Problem description
Which lines in the material below contain the string "明人护照复印件和个人照片", with case matching exactly? Copy each of those lines in full.

Spatial annotation material:
────────────────────────────────────────

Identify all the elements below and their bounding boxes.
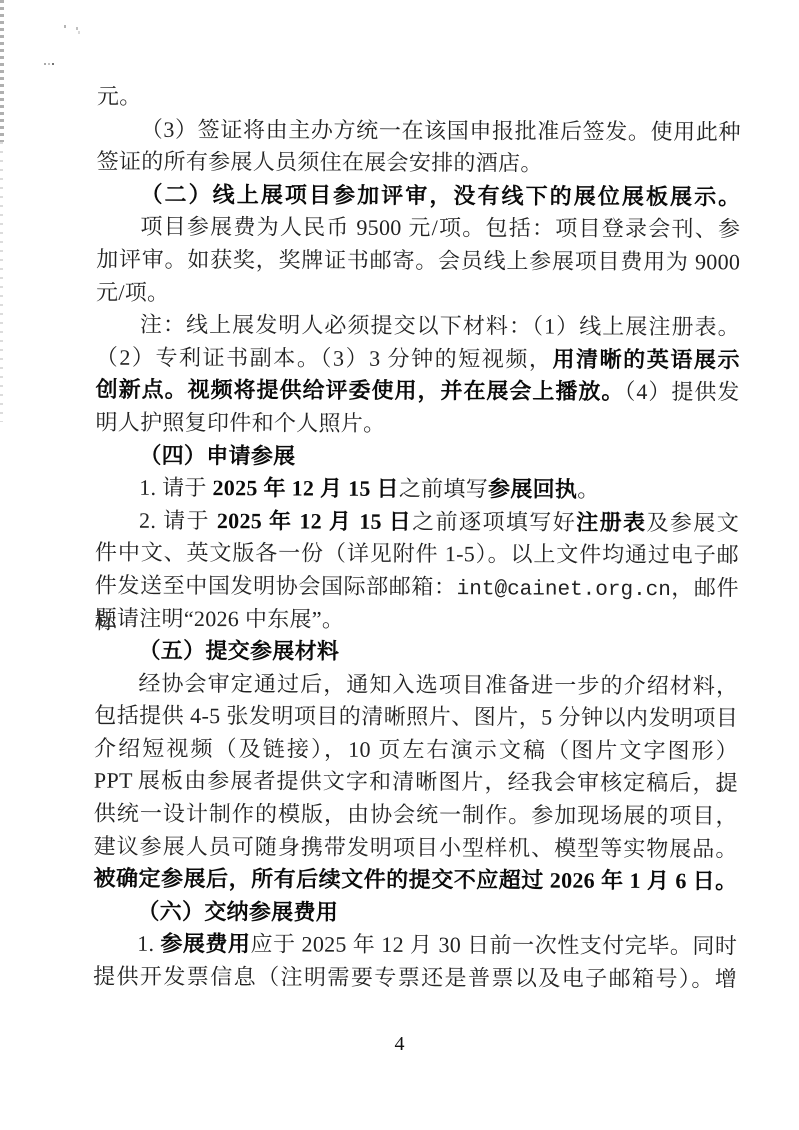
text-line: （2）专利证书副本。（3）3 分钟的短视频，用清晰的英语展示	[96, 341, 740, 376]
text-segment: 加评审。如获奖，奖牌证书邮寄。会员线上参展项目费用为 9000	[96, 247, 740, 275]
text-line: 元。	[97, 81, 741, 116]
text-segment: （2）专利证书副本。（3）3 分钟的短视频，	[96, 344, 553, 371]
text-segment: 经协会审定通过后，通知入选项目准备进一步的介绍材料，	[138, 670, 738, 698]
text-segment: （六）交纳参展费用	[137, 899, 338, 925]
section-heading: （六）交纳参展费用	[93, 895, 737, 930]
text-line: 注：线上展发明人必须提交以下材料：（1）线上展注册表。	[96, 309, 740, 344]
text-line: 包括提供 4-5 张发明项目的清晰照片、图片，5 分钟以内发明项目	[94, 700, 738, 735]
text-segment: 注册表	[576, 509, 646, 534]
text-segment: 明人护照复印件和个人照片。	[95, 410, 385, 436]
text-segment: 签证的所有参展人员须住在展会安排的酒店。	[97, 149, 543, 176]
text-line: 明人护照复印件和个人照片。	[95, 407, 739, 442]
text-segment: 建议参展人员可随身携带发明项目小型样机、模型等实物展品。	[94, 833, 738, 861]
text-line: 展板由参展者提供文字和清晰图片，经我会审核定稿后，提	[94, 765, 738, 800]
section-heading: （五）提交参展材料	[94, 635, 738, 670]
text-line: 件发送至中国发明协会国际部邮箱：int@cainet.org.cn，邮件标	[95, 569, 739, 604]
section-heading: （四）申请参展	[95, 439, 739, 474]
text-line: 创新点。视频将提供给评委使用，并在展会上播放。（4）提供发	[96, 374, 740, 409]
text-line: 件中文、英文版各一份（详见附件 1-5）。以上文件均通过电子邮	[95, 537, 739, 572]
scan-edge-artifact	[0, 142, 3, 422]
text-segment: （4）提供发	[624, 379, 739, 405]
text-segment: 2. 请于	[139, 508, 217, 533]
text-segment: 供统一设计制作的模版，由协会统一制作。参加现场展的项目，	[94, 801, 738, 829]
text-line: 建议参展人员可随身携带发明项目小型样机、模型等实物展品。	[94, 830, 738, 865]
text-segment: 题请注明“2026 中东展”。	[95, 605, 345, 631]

────────────────────────────────────────

Result below
text-segment: 明人护照复印件和个人照片。	[95, 410, 385, 436]
text-line: 明人护照复印件和个人照片。	[95, 407, 739, 442]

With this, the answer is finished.